Pull out every line below that holds the word "this".

╭─ Exercise materials

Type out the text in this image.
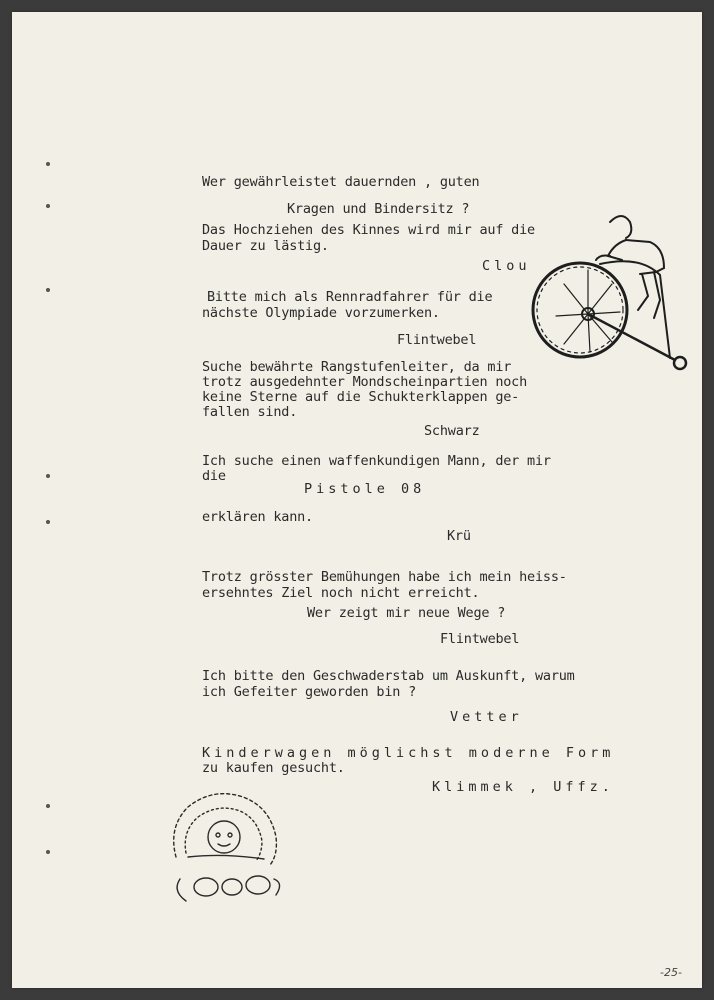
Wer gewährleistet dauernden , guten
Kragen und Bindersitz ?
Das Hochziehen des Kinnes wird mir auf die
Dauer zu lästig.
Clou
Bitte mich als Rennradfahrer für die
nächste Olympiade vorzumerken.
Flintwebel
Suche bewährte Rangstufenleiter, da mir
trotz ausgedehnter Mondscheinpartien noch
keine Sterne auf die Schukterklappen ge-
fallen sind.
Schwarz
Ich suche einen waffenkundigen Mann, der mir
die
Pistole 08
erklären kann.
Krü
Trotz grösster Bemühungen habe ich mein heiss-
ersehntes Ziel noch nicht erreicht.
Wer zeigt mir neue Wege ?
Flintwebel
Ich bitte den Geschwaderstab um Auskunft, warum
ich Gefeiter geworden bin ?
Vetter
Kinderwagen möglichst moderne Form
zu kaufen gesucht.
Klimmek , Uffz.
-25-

╰─
╭─ Exercise materials

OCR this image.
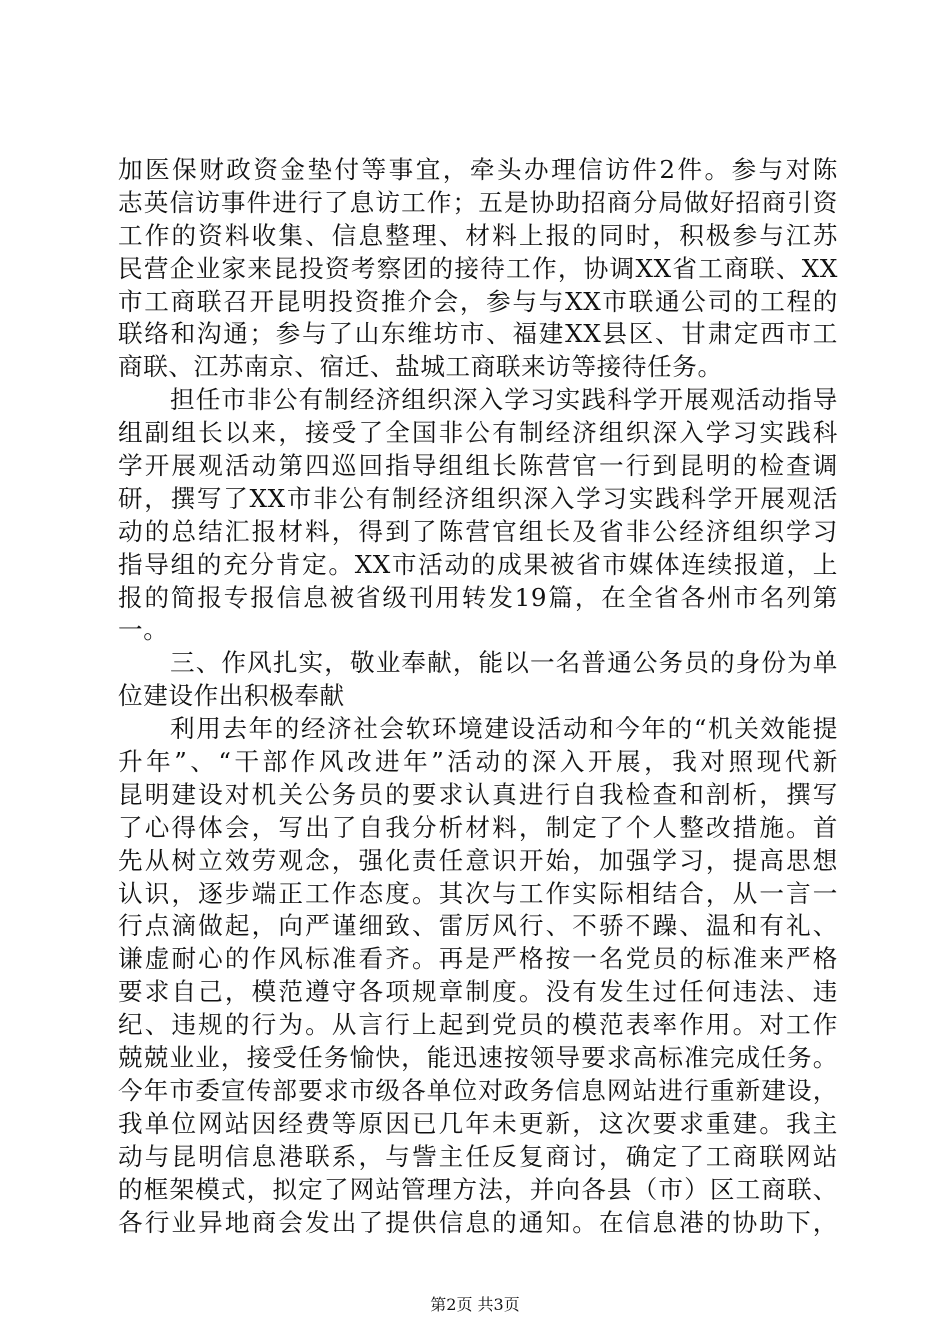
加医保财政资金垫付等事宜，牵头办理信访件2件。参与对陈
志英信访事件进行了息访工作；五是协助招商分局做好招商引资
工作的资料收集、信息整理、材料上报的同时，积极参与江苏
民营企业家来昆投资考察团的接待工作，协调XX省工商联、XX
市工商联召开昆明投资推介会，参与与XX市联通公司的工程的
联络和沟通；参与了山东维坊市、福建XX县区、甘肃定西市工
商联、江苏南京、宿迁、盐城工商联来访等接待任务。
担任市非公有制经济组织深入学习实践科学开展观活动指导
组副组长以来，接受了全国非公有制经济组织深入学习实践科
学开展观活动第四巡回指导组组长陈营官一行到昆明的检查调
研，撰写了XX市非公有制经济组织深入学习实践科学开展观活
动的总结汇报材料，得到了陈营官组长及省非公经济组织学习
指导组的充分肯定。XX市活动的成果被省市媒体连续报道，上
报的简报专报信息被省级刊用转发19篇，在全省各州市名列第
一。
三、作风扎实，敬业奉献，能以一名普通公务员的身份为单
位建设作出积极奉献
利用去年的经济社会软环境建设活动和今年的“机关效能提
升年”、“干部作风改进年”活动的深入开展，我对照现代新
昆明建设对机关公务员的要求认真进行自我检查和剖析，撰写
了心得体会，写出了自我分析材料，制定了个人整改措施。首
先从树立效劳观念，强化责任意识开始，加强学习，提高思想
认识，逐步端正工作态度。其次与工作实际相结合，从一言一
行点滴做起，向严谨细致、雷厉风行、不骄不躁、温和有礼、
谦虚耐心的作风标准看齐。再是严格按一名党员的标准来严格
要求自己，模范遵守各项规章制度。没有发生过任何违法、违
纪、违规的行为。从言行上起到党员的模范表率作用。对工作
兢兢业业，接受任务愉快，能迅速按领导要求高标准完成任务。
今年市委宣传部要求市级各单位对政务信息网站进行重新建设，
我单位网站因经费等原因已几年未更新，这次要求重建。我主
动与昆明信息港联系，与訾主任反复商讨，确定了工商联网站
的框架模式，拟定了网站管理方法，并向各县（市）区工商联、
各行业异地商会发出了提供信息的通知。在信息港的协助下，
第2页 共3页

╰─

• **Expected answer**:
Type out the text in this image.
OCR this image.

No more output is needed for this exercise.